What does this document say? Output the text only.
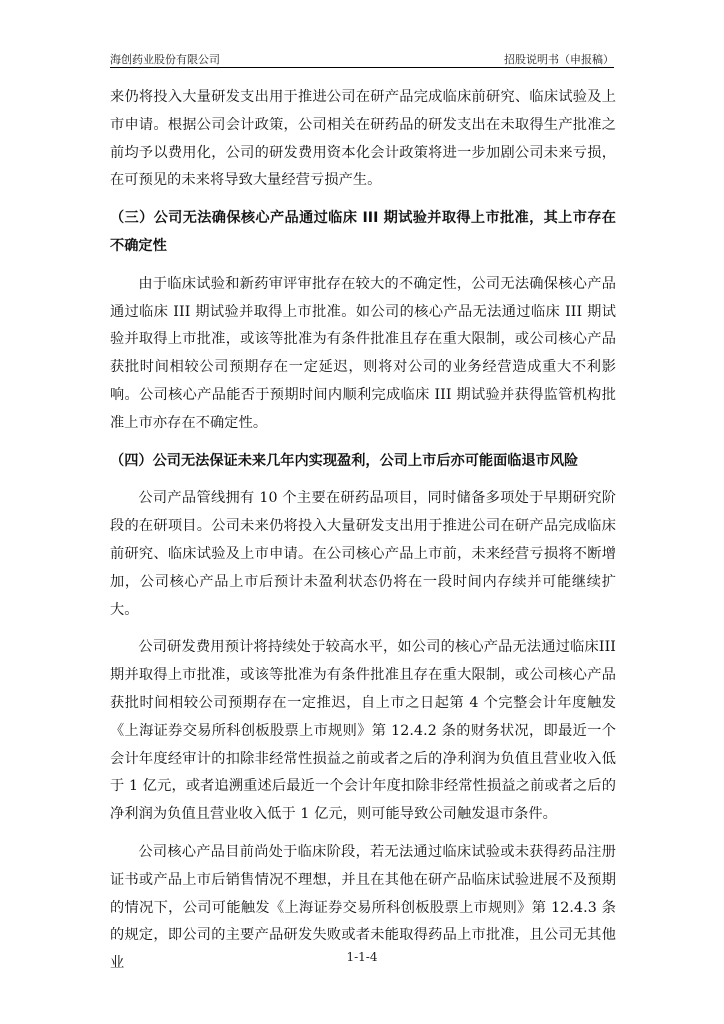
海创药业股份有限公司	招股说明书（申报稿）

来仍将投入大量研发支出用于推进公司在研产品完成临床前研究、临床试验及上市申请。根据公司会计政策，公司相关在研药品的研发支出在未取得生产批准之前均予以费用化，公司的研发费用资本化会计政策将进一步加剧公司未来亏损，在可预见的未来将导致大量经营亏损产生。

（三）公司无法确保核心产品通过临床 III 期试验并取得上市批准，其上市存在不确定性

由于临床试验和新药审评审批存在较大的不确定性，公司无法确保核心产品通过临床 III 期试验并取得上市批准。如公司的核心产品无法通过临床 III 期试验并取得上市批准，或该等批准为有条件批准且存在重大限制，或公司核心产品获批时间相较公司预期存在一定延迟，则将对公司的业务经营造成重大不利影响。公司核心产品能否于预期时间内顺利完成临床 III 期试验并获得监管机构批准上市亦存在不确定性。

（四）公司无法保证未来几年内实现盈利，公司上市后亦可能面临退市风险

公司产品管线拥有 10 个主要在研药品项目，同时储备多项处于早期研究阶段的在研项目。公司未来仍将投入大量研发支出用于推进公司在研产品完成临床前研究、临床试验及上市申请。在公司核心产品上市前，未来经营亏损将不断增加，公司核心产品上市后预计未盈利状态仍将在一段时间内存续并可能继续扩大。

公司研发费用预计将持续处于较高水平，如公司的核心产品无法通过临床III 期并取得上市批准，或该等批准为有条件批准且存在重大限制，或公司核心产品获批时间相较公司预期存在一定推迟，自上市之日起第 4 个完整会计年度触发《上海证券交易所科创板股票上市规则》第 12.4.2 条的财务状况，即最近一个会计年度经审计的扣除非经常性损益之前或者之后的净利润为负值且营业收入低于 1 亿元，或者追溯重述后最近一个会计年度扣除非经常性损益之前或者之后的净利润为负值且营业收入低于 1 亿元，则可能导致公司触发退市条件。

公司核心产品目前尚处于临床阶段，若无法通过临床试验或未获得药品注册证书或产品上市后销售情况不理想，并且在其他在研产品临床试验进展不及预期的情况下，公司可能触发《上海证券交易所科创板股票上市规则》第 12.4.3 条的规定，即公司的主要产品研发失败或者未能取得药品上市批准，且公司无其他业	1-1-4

□ □ □ □

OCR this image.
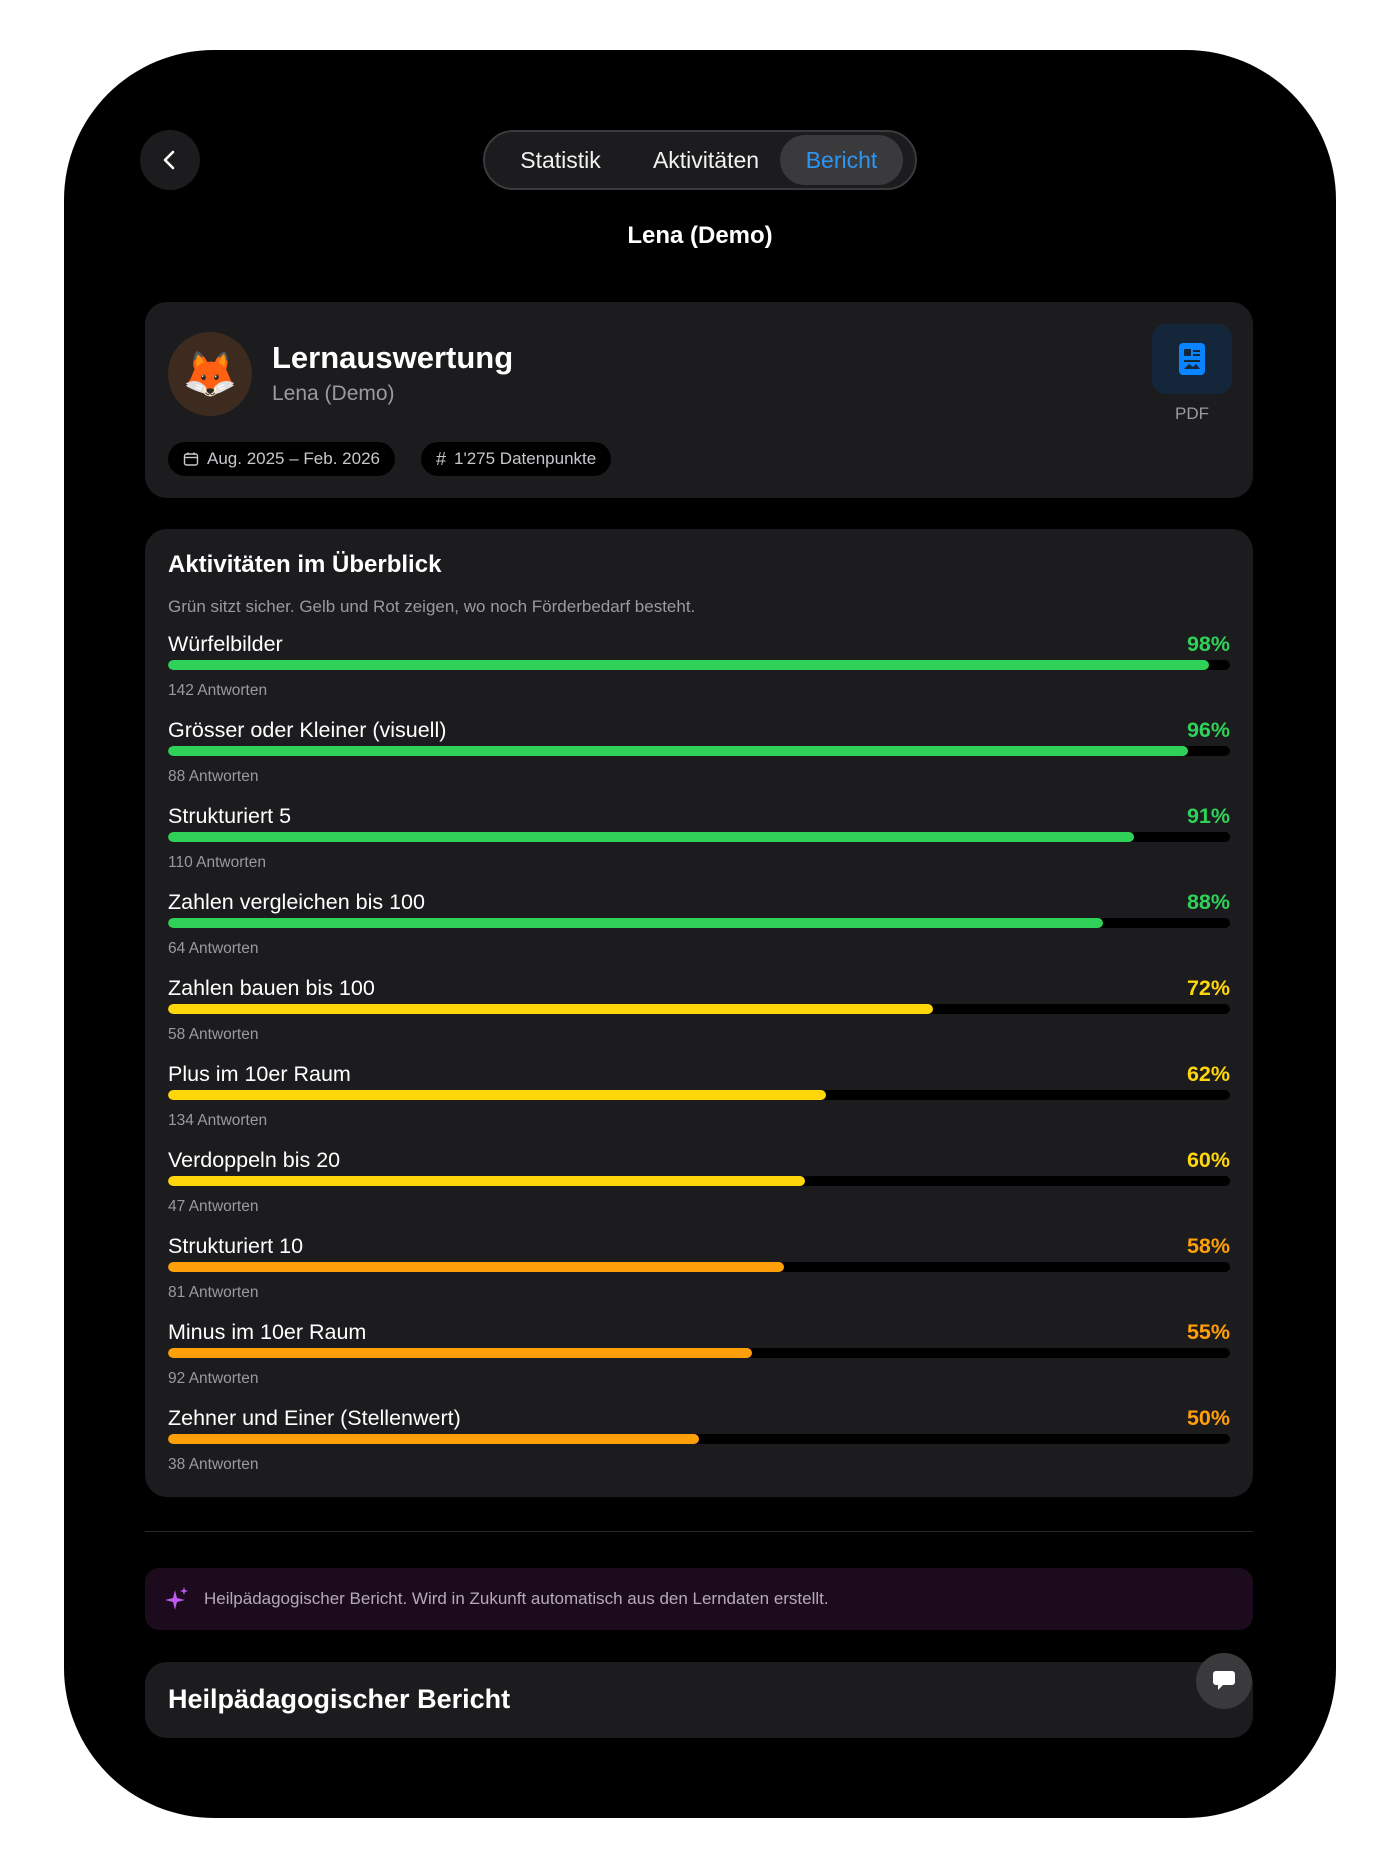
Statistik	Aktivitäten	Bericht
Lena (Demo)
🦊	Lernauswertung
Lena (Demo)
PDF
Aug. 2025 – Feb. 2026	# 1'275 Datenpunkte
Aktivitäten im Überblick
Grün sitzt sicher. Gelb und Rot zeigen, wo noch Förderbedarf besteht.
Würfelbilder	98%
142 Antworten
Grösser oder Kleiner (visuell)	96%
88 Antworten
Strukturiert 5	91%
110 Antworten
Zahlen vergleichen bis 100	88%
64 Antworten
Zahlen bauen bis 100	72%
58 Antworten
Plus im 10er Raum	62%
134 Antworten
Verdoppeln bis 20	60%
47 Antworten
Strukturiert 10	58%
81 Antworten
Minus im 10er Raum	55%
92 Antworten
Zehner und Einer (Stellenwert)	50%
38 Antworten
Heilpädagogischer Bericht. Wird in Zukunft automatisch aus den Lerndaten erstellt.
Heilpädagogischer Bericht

□ □ □ □

Collect every line with the string "Aktivitäten" from the records, and copy each.

Statistik	Aktivitäten	Bericht
Aktivitäten im Überblick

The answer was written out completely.